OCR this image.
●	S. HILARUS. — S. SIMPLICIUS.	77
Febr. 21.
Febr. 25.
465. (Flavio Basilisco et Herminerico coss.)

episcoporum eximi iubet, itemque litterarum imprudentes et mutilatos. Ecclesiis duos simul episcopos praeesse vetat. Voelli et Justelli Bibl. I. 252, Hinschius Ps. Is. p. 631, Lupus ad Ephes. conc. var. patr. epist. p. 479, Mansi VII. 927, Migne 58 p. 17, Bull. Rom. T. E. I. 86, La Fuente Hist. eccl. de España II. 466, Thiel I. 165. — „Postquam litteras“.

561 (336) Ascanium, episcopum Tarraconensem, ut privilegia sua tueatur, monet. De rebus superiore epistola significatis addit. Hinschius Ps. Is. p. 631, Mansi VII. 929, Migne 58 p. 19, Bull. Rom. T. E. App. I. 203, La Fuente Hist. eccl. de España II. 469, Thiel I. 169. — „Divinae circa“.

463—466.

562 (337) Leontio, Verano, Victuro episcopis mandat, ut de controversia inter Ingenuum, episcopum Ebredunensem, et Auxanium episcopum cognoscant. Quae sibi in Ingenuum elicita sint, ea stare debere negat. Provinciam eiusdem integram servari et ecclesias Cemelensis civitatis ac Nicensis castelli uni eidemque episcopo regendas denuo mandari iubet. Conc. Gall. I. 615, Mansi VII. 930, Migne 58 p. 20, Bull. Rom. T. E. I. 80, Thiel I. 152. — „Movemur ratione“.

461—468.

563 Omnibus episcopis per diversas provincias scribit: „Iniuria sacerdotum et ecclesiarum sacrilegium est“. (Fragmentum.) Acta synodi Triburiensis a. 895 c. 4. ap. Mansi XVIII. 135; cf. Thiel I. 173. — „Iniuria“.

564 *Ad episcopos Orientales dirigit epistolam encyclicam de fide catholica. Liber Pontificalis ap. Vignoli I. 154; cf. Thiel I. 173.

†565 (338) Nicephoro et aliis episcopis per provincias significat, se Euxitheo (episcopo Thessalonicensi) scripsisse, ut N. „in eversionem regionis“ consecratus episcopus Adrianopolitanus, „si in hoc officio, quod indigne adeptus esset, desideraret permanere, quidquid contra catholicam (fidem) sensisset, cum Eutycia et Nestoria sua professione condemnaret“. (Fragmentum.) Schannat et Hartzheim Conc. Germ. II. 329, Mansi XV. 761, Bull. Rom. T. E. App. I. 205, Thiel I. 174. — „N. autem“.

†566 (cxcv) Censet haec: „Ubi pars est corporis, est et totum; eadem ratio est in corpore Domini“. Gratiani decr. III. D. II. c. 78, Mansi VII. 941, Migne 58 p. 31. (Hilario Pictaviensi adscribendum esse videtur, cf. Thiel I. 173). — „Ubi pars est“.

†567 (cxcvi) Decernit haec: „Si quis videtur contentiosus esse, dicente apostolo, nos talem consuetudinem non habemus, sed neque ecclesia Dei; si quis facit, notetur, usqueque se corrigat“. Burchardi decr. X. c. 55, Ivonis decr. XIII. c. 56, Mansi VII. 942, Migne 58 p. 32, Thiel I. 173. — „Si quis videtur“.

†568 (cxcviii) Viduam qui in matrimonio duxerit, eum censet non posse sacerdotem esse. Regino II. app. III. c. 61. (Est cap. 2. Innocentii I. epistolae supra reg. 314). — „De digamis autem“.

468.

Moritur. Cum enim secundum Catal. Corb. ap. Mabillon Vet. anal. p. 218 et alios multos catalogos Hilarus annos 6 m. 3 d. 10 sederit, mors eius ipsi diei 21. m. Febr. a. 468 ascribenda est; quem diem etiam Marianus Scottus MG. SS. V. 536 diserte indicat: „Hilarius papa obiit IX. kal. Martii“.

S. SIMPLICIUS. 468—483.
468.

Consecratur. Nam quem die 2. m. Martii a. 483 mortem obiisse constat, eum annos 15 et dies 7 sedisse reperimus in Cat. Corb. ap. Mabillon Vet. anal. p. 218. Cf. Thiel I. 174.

· · · · · · ·

### TASK TO CARRY OUT:
Set down every line of the listing above again, exactly as given.

### SOLUTION FOR THIS EXERCISE:
OCR this image.
●	S. HILARUS. — S. SIMPLICIUS.	77
Febr. 21.
Febr. 25.
465. (Flavio Basilisco et Herminerico coss.)

episcoporum eximi iubet, itemque litterarum imprudentes et mutilatos. Ecclesiis duos simul episcopos praeesse vetat. Voelli et Justelli Bibl. I. 252, Hinschius Ps. Is. p. 631, Lupus ad Ephes. conc. var. patr. epist. p. 479, Mansi VII. 927, Migne 58 p. 17, Bull. Rom. T. E. I. 86, La Fuente Hist. eccl. de España II. 466, Thiel I. 165. — „Postquam litteras“.

561 (336) Ascanium, episcopum Tarraconensem, ut privilegia sua tueatur, monet. De rebus superiore epistola significatis addit. Hinschius Ps. Is. p. 631, Mansi VII. 929, Migne 58 p. 19, Bull. Rom. T. E. App. I. 203, La Fuente Hist. eccl. de España II. 469, Thiel I. 169. — „Divinae circa“.

463—466.

562 (337) Leontio, Verano, Victuro episcopis mandat, ut de controversia inter Ingenuum, episcopum Ebredunensem, et Auxanium episcopum cognoscant. Quae sibi in Ingenuum elicita sint, ea stare debere negat. Provinciam eiusdem integram servari et ecclesias Cemelensis civitatis ac Nicensis castelli uni eidemque episcopo regendas denuo mandari iubet. Conc. Gall. I. 615, Mansi VII. 930, Migne 58 p. 20, Bull. Rom. T. E. I. 80, Thiel I. 152. — „Movemur ratione“.

461—468.

563 Omnibus episcopis per diversas provincias scribit: „Iniuria sacerdotum et ecclesiarum sacrilegium est“. (Fragmentum.) Acta synodi Triburiensis a. 895 c. 4. ap. Mansi XVIII. 135; cf. Thiel I. 173. — „Iniuria“.

564 *Ad episcopos Orientales dirigit epistolam encyclicam de fide catholica. Liber Pontificalis ap. Vignoli I. 154; cf. Thiel I. 173.

†565 (338) Nicephoro et aliis episcopis per provincias significat, se Euxitheo (episcopo Thessalonicensi) scripsisse, ut N. „in eversionem regionis“ consecratus episcopus Adrianopolitanus, „si in hoc officio, quod indigne adeptus esset, desideraret permanere, quidquid contra catholicam (fidem) sensisset, cum Eutycia et Nestoria sua professione condemnaret“. (Fragmentum.) Schannat et Hartzheim Conc. Germ. II. 329, Mansi XV. 761, Bull. Rom. T. E. App. I. 205, Thiel I. 174. — „N. autem“.

†566 (cxcv) Censet haec: „Ubi pars est corporis, est et totum; eadem ratio est in corpore Domini“. Gratiani decr. III. D. II. c. 78, Mansi VII. 941, Migne 58 p. 31. (Hilario Pictaviensi adscribendum esse videtur, cf. Thiel I. 173). — „Ubi pars est“.

†567 (cxcvi) Decernit haec: „Si quis videtur contentiosus esse, dicente apostolo, nos talem consuetudinem non habemus, sed neque ecclesia Dei; si quis facit, notetur, usqueque se corrigat“. Burchardi decr. X. c. 55, Ivonis decr. XIII. c. 56, Mansi VII. 942, Migne 58 p. 32, Thiel I. 173. — „Si quis videtur“.

†568 (cxcviii) Viduam qui in matrimonio duxerit, eum censet non posse sacerdotem esse. Regino II. app. III. c. 61. (Est cap. 2. Innocentii I. epistolae supra reg. 314). — „De digamis autem“.

468.

Moritur. Cum enim secundum Catal. Corb. ap. Mabillon Vet. anal. p. 218 et alios multos catalogos Hilarus annos 6 m. 3 d. 10 sederit, mors eius ipsi diei 21. m. Febr. a. 468 ascribenda est; quem diem etiam Marianus Scottus MG. SS. V. 536 diserte indicat: „Hilarius papa obiit IX. kal. Martii“.

S. SIMPLICIUS. 468—483.
468.

Consecratur. Nam quem die 2. m. Martii a. 483 mortem obiisse constat, eum annos 15 et dies 7 sedisse reperimus in Cat. Corb. ap. Mabillon Vet. anal. p. 218. Cf. Thiel I. 174.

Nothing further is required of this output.